▶ **Aim**
Using the records below, locate all lines containing "start" and return them.

..............................

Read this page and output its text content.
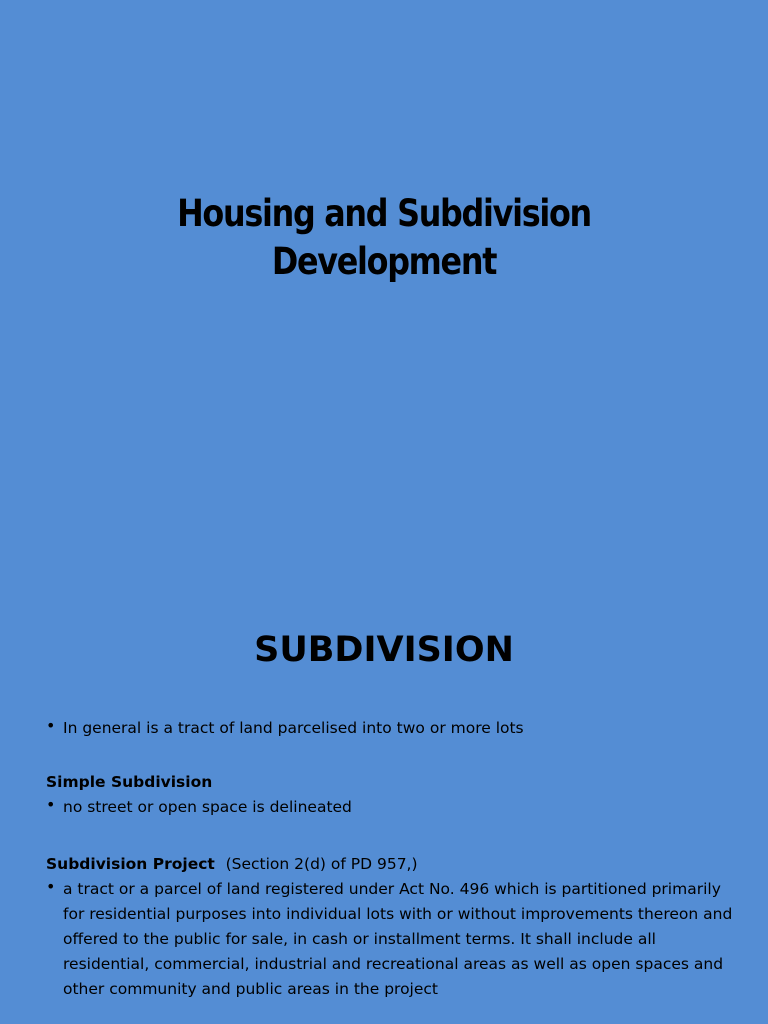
Housing and Subdivision
Development
SUBDIVISION
• In general is a tract of land parcelised into two or more lots
Simple Subdivision
• no street or open space is delineated
Subdivision Project (Section 2(d) of PD 957,)
• a tract or a parcel of land registered under Act No. 496 which is partitioned primarily for residential purposes into individual lots with or without improvements thereon and offered to the public for sale, in cash or installment terms. It shall include all residential, commercial, industrial and recreational areas as well as open spaces and other community and public areas in the project
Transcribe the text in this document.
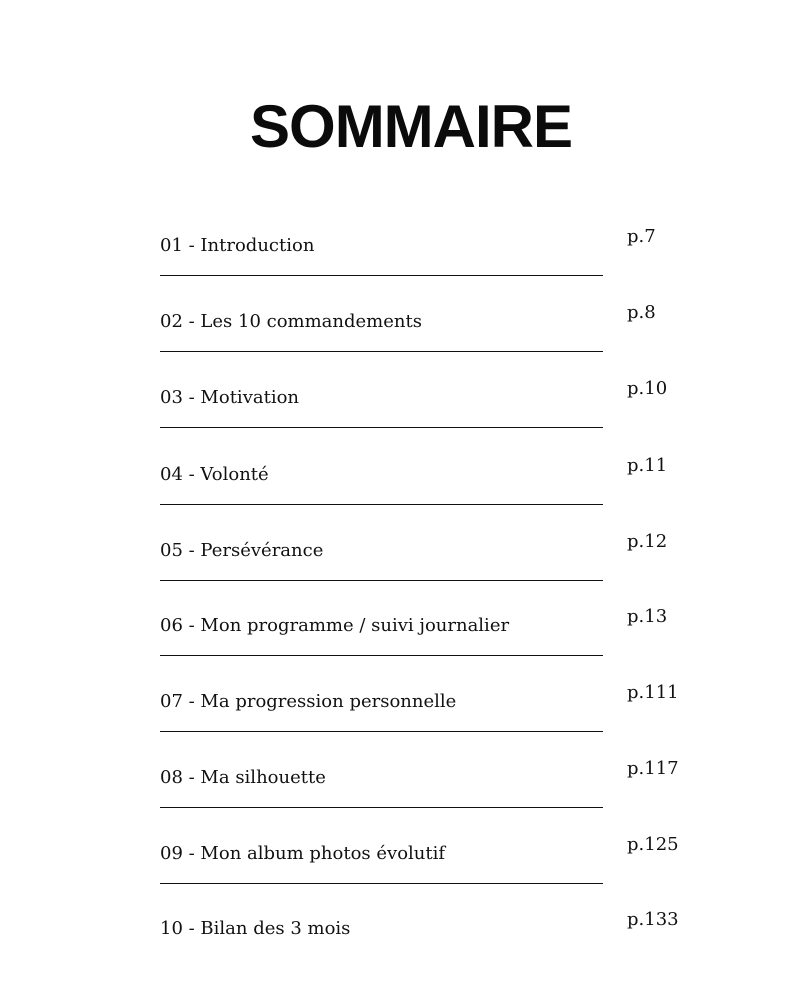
SOMMAIRE
01 - Introduction	p.7
02 - Les 10 commandements	p.8
03 - Motivation	p.10
04 - Volonté	p.11
05 - Persévérance	p.12
06 - Mon programme / suivi journalier	p.13
07 - Ma progression personnelle	p.111
08 - Ma silhouette	p.117
09 - Mon album photos évolutif	p.125
10 - Bilan des 3 mois	p.133
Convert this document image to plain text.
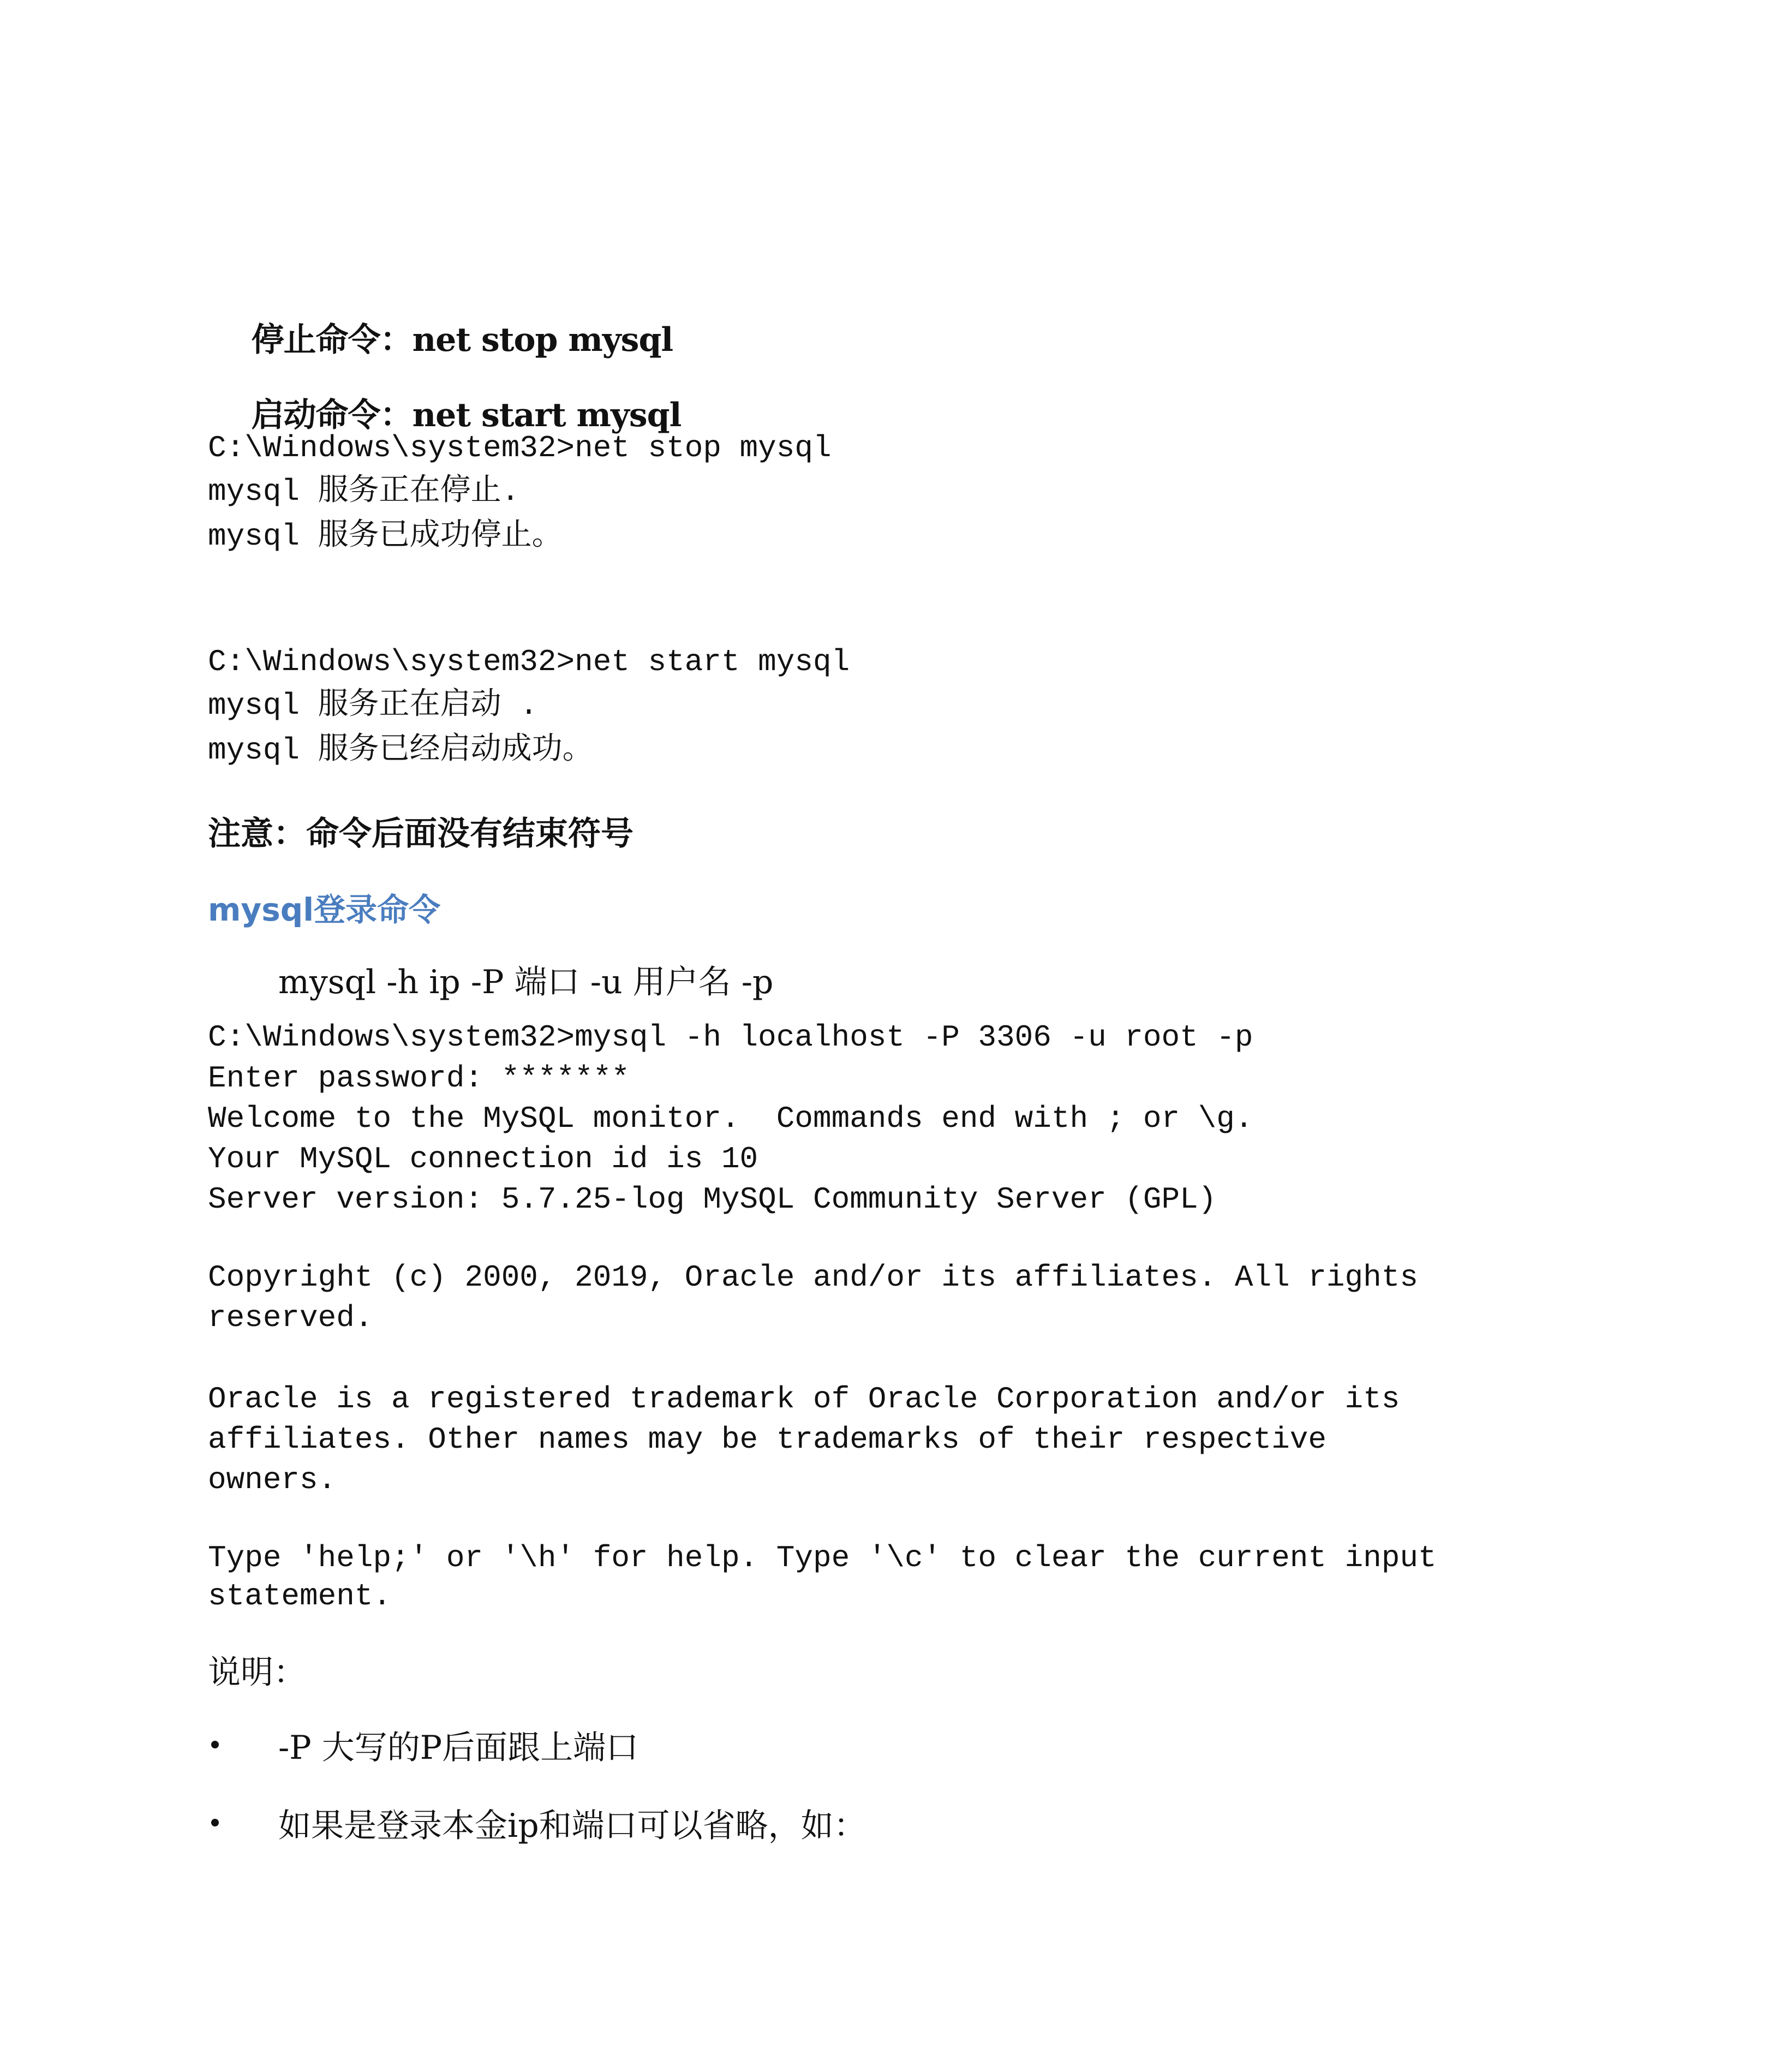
停止命令：net stop mysql

启动命令：net start mysql

C:\Windows\system32>net stop mysql
mysql 服务正在停止.
mysql 服务已成功停止。
C:\Windows\system32>net start mysql
mysql 服务正在启动 .
mysql 服务已经启动成功。
注意：命令后面没有结束符号
mysql登录命令
mysql -h ip -P 端口 -u 用户名 -p
C:\Windows\system32>mysql -h localhost -P 3306 -u root -p
Enter password: *******
Welcome to the MySQL monitor.  Commands end with ; or \g.
Your MySQL connection id is 10
Server version: 5.7.25-log MySQL Community Server (GPL)
Copyright (c) 2000, 2019, Oracle and/or its affiliates. All rights
reserved.
Oracle is a registered trademark of Oracle Corporation and/or its
affiliates. Other names may be trademarks of their respective
owners.
Type 'help;' or '\h' for help. Type '\c' to clear the current input
statement.
说明：
-P 大写的P后面跟上端口
如果是登录本金ip和端口可以省略，如：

..............................

▶ **Final result**
启动命令：net start mysql
C:\Windows\system32>net start mysql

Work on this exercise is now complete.